### Jobs
- A) For the patent summary on reservoir fluid distribution, say whether each statement agrees with it. Answer yes or no for each and quote the deciding words. (i) Water saturation in the macroporosity is determined using a saturation height function. (ii) The capillary pressure data representative of the macroporosity is corrected to have an entry pore value. (iii) The system and method may also include estimating hydrocarbon reserves.
- B) Rewrite the part of the patent summary on reservoir fluid distribution that opens with the words containing "A system and" and closes with "of hydrocarbon reserves.", replacing "saturation height function" with "height-based saturation model".
- C) According to the field of the invention in the patent summary on reservoir fluid distribution, water saturation is calculated within what?

### Document segment
——————

A system and method for determining fluid distribution in subterranean reservoirs including determining a water saturation in macroporosity from the capillary pressure data representative of the macroporosity using a saturation height function, correcting capillary pressure data representative of microporosity to have an entry pore value equivalent to a pore size defining the microporosity, determining a water saturation in the microporosity from the corrected capillary pressure data representative of the microporosity, and using the macroporosity water saturation and the microporosity water saturation to estimate fluid distribution within the subterranean reservoir. The system and method may also include the estimation of hydrocarbon reserves.

Description

FIELD OF THE INVENTION
The present invention relates generally to methods and systems for estimating fluid distribution in a subterranean reservoir, and in particular methods and systems for calculating water saturation within the macroporosity and microporosity of the rock formations to estimate fluid distribution in a subterranean reservoir.

——————

### Data listing

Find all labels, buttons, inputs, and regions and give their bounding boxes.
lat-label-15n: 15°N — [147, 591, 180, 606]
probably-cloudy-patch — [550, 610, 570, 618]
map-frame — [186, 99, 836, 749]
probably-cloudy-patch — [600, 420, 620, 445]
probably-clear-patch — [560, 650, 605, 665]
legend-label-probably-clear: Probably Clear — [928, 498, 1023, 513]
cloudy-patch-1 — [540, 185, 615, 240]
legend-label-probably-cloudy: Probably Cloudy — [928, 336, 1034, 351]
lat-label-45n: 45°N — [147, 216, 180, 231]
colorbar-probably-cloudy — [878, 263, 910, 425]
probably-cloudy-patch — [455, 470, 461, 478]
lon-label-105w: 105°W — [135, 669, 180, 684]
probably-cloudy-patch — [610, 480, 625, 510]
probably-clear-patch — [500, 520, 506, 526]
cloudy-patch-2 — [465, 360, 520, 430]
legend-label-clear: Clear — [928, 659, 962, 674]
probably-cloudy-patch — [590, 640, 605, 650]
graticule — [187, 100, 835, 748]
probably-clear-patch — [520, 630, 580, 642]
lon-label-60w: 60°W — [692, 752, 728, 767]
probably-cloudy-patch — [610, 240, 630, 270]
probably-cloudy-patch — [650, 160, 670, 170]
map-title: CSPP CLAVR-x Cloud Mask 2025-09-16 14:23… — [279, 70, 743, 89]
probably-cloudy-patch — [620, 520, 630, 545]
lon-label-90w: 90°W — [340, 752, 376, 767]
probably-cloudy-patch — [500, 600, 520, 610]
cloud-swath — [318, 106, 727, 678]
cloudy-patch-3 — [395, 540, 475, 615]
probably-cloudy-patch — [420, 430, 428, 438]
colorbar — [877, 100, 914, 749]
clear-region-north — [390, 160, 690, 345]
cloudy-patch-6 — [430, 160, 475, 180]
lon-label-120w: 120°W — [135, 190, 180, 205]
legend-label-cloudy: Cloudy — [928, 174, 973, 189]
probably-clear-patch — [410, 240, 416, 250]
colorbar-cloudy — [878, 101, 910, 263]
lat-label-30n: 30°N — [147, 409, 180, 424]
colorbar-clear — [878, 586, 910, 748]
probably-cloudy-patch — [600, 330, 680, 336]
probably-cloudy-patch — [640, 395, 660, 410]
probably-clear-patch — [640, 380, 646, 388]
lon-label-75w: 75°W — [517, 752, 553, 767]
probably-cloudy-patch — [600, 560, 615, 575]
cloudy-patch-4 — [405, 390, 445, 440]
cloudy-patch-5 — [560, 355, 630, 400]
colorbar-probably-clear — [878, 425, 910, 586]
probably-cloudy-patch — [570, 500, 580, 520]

——————

### Answers below
- A)
(i) Yes: "determining a water saturation in macroporosity from the capillary pressure data representative of the macroporosity using a saturation height function"
(ii) No: "correcting capillary pressure data representative of microporosity to have an entry pore value equivalent to a pore size defining the microporosity"
(iii) Yes: "The system and method may also include the estimation of hydrocarbon reserves."

- B)
A system and method for determining fluid distribution in subterranean reservoirs including determining a water saturation in macroporosity from the capillary pressure data representative of the macroporosity using a height-based saturation model, correcting capillary pressure data representative of microporosity to have an entry pore value equivalent to a pore size defining the microporosity, determining a water saturation in the microporosity from the corrected capillary pressure data representative of the microporosity, and using the macroporosity water saturation and the microporosity water saturation to estimate fluid distribution within the subterranean reservoir. The system and method may also include the estimation of hydrocarbon reserves.

- C) The macroporosity and microporosity of the rock formations.